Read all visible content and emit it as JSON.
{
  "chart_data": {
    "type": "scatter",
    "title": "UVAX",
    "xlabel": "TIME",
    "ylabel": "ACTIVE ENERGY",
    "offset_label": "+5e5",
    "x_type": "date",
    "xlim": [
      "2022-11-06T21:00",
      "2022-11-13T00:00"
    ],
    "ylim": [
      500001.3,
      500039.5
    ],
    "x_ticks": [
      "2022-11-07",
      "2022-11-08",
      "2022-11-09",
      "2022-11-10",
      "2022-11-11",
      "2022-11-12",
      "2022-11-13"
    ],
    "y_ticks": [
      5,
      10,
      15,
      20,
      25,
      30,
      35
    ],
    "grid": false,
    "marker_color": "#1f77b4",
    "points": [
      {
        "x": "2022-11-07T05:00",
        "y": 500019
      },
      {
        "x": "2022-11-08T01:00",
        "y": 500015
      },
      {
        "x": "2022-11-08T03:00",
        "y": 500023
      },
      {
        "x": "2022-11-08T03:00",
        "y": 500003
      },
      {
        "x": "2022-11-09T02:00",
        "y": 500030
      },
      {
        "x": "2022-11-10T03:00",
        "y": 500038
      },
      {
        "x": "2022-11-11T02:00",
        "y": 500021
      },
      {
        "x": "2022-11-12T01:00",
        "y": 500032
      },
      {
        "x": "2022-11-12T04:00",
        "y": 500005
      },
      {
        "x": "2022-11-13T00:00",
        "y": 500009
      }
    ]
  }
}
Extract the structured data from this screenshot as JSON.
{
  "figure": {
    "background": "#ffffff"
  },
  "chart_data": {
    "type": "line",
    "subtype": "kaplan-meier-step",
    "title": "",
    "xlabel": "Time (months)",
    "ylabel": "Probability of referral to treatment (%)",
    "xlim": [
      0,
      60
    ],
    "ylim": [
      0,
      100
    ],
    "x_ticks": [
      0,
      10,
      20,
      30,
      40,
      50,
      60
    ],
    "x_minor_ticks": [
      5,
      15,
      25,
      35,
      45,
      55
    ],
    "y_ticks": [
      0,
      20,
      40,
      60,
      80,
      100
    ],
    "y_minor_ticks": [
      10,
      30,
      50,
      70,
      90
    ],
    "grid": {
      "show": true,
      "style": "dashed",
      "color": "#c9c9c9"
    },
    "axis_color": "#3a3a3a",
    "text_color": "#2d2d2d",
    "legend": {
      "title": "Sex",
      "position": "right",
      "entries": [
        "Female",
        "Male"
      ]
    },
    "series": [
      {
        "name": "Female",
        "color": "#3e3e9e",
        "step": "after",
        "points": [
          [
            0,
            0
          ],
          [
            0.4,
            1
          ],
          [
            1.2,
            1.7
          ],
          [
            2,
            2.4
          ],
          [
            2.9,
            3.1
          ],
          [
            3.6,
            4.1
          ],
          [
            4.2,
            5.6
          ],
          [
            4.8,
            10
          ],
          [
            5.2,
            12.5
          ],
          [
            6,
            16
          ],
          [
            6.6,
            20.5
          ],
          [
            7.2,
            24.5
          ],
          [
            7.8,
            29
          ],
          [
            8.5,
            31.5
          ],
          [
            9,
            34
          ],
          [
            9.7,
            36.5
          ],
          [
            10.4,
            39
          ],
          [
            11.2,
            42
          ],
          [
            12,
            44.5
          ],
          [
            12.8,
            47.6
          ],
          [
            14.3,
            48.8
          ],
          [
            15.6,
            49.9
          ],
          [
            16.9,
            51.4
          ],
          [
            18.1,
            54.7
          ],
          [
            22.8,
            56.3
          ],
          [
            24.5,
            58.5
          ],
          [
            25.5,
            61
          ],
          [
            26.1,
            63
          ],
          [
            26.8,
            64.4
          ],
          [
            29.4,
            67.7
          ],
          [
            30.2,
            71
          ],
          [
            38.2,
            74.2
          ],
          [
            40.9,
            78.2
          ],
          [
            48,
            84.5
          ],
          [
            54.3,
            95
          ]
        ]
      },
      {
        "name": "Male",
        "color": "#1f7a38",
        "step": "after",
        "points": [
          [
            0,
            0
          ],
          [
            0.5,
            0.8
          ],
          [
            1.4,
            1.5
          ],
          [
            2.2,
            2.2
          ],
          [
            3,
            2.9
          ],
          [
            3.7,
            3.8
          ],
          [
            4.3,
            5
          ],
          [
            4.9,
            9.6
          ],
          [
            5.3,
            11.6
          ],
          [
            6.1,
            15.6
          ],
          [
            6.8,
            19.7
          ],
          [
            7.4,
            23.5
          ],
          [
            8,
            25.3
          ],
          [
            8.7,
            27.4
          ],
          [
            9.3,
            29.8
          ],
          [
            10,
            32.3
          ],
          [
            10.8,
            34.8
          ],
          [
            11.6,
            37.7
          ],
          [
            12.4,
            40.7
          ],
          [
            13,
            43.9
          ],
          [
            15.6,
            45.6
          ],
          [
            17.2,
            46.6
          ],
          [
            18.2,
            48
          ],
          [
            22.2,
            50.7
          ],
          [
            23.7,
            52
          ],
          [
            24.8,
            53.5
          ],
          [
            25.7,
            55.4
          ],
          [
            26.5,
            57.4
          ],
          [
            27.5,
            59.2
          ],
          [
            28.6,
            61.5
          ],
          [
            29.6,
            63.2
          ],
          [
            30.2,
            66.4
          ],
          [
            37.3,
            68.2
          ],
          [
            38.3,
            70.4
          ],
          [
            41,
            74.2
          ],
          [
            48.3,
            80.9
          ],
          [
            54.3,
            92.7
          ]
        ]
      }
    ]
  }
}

= = = =

GOAL:
Repeat the material word for word, in full.

RESPONSE:
Read all visible content and emit it as JSON.
{
  "chart_data": {
    "type": "scatter",
    "title": "UVAX",
    "xlabel": "TIME",
    "ylabel": "ACTIVE ENERGY",
    "offset_label": "+5e5",
    "x_type": "date",
    "xlim": [
      "2022-11-06T21:00",
      "2022-11-13T00:00"
    ],
    "ylim": [
      500001.3,
      500039.5
    ],
    "x_ticks": [
      "2022-11-07",
      "2022-11-08",
      "2022-11-09",
      "2022-11-10",
      "2022-11-11",
      "2022-11-12",
      "2022-11-13"
    ],
    "y_ticks": [
      5,
      10,
      15,
      20,
      25,
      30,
      35
    ],
    "grid": false,
    "marker_color": "#1f77b4",
    "points": [
      {
        "x": "2022-11-07T05:00",
        "y": 500019
      },
      {
        "x": "2022-11-08T01:00",
        "y": 500015
      },
      {
        "x": "2022-11-08T03:00",
        "y": 500023
      },
      {
        "x": "2022-11-08T03:00",
        "y": 500003
      },
      {
        "x": "2022-11-09T02:00",
        "y": 500030
      },
      {
        "x": "2022-11-10T03:00",
        "y": 500038
      },
      {
        "x": "2022-11-11T02:00",
        "y": 500021
      },
      {
        "x": "2022-11-12T01:00",
        "y": 500032
      },
      {
        "x": "2022-11-12T04:00",
        "y": 500005
      },
      {
        "x": "2022-11-13T00:00",
        "y": 500009
      }
    ]
  }
}
Extract the structured data from this screenshot as JSON.
{
  "figure": {
    "background": "#ffffff"
  },
  "chart_data": {
    "type": "line",
    "subtype": "kaplan-meier-step",
    "title": "",
    "xlabel": "Time (months)",
    "ylabel": "Probability of referral to treatment (%)",
    "xlim": [
      0,
      60
    ],
    "ylim": [
      0,
      100
    ],
    "x_ticks": [
      0,
      10,
      20,
      30,
      40,
      50,
      60
    ],
    "x_minor_ticks": [
      5,
      15,
      25,
      35,
      45,
      55
    ],
    "y_ticks": [
      0,
      20,
      40,
      60,
      80,
      100
    ],
    "y_minor_ticks": [
      10,
      30,
      50,
      70,
      90
    ],
    "grid": {
      "show": true,
      "style": "dashed",
      "color": "#c9c9c9"
    },
    "axis_color": "#3a3a3a",
    "text_color": "#2d2d2d",
    "legend": {
      "title": "Sex",
      "position": "right",
      "entries": [
        "Female",
        "Male"
      ]
    },
    "series": [
      {
        "name": "Female",
        "color": "#3e3e9e",
        "step": "after",
        "points": [
          [
            0,
            0
          ],
          [
            0.4,
            1
          ],
          [
            1.2,
            1.7
          ],
          [
            2,
            2.4
          ],
          [
            2.9,
            3.1
          ],
          [
            3.6,
            4.1
          ],
          [
            4.2,
            5.6
          ],
          [
            4.8,
            10
          ],
          [
            5.2,
            12.5
          ],
          [
            6,
            16
          ],
          [
            6.6,
            20.5
          ],
          [
            7.2,
            24.5
          ],
          [
            7.8,
            29
          ],
          [
            8.5,
            31.5
          ],
          [
            9,
            34
          ],
          [
            9.7,
            36.5
          ],
          [
            10.4,
            39
          ],
          [
            11.2,
            42
          ],
          [
            12,
            44.5
          ],
          [
            12.8,
            47.6
          ],
          [
            14.3,
            48.8
          ],
          [
            15.6,
            49.9
          ],
          [
            16.9,
            51.4
          ],
          [
            18.1,
            54.7
          ],
          [
            22.8,
            56.3
          ],
          [
            24.5,
            58.5
          ],
          [
            25.5,
            61
          ],
          [
            26.1,
            63
          ],
          [
            26.8,
            64.4
          ],
          [
            29.4,
            67.7
          ],
          [
            30.2,
            71
          ],
          [
            38.2,
            74.2
          ],
          [
            40.9,
            78.2
          ],
          [
            48,
            84.5
          ],
          [
            54.3,
            95
          ]
        ]
      },
      {
        "name": "Male",
        "color": "#1f7a38",
        "step": "after",
        "points": [
          [
            0,
            0
          ],
          [
            0.5,
            0.8
          ],
          [
            1.4,
            1.5
          ],
          [
            2.2,
            2.2
          ],
          [
            3,
            2.9
          ],
          [
            3.7,
            3.8
          ],
          [
            4.3,
            5
          ],
          [
            4.9,
            9.6
          ],
          [
            5.3,
            11.6
          ],
          [
            6.1,
            15.6
          ],
          [
            6.8,
            19.7
          ],
          [
            7.4,
            23.5
          ],
          [
            8,
            25.3
          ],
          [
            8.7,
            27.4
          ],
          [
            9.3,
            29.8
          ],
          [
            10,
            32.3
          ],
          [
            10.8,
            34.8
          ],
          [
            11.6,
            37.7
          ],
          [
            12.4,
            40.7
          ],
          [
            13,
            43.9
          ],
          [
            15.6,
            45.6
          ],
          [
            17.2,
            46.6
          ],
          [
            18.2,
            48
          ],
          [
            22.2,
            50.7
          ],
          [
            23.7,
            52
          ],
          [
            24.8,
            53.5
          ],
          [
            25.7,
            55.4
          ],
          [
            26.5,
            57.4
          ],
          [
            27.5,
            59.2
          ],
          [
            28.6,
            61.5
          ],
          [
            29.6,
            63.2
          ],
          [
            30.2,
            66.4
          ],
          [
            37.3,
            68.2
          ],
          [
            38.3,
            70.4
          ],
          [
            41,
            74.2
          ],
          [
            48.3,
            80.9
          ],
          [
            54.3,
            92.7
          ]
        ]
      }
    ]
  }
}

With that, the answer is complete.